In your copy, include every line of the listing below exactly but none of the pictures.

---------- Records ----------

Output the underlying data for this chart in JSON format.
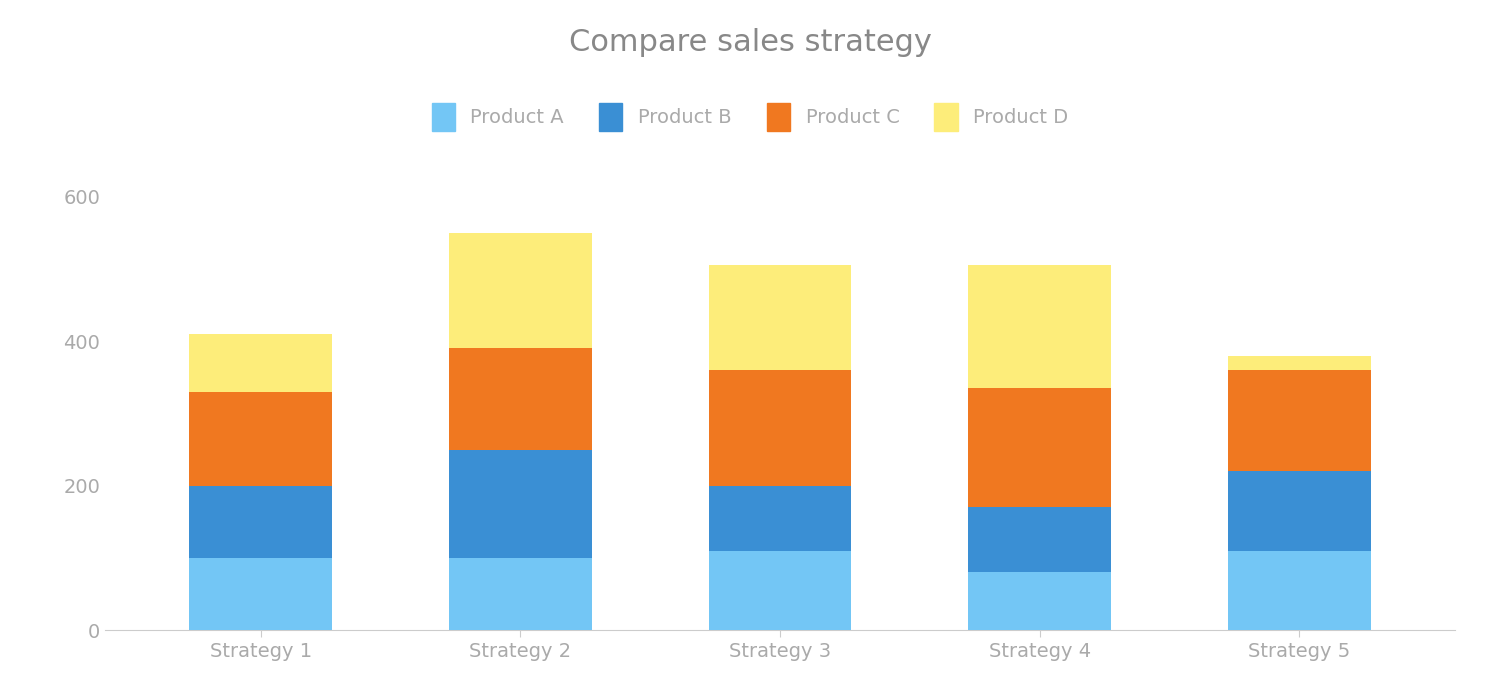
{
  "title": "Compare sales strategy",
  "categories": [
    "Strategy 1",
    "Strategy 2",
    "Strategy 3",
    "Strategy 4",
    "Strategy 5"
  ],
  "products": [
    "Product A",
    "Product B",
    "Product C",
    "Product D"
  ],
  "values": {
    "Product A": [
      100,
      100,
      110,
      80,
      110
    ],
    "Product B": [
      100,
      150,
      90,
      90,
      110
    ],
    "Product C": [
      130,
      140,
      160,
      165,
      140
    ],
    "Product D": [
      80,
      160,
      145,
      170,
      20
    ]
  },
  "colors": {
    "Product A": "#73C6F5",
    "Product B": "#3A8FD4",
    "Product C": "#F07820",
    "Product D": "#FDED7A"
  },
  "ylim": [
    0,
    640
  ],
  "yticks": [
    0,
    200,
    400,
    600
  ],
  "background_color": "#FFFFFF",
  "title_color": "#888888",
  "tick_color": "#AAAAAA",
  "bar_width": 0.55,
  "title_fontsize": 22,
  "legend_fontsize": 14,
  "tick_fontsize": 14
}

----------

Reply >>
Output the underlying data for this chart in JSON format.
{
  "title": "Compare sales strategy",
  "categories": [
    "Strategy 1",
    "Strategy 2",
    "Strategy 3",
    "Strategy 4",
    "Strategy 5"
  ],
  "products": [
    "Product A",
    "Product B",
    "Product C",
    "Product D"
  ],
  "values": {
    "Product A": [
      100,
      100,
      110,
      80,
      110
    ],
    "Product B": [
      100,
      150,
      90,
      90,
      110
    ],
    "Product C": [
      130,
      140,
      160,
      165,
      140
    ],
    "Product D": [
      80,
      160,
      145,
      170,
      20
    ]
  },
  "colors": {
    "Product A": "#73C6F5",
    "Product B": "#3A8FD4",
    "Product C": "#F07820",
    "Product D": "#FDED7A"
  },
  "ylim": [
    0,
    640
  ],
  "yticks": [
    0,
    200,
    400,
    600
  ],
  "background_color": "#FFFFFF",
  "title_color": "#888888",
  "tick_color": "#AAAAAA",
  "bar_width": 0.55,
  "title_fontsize": 22,
  "legend_fontsize": 14,
  "tick_fontsize": 14
}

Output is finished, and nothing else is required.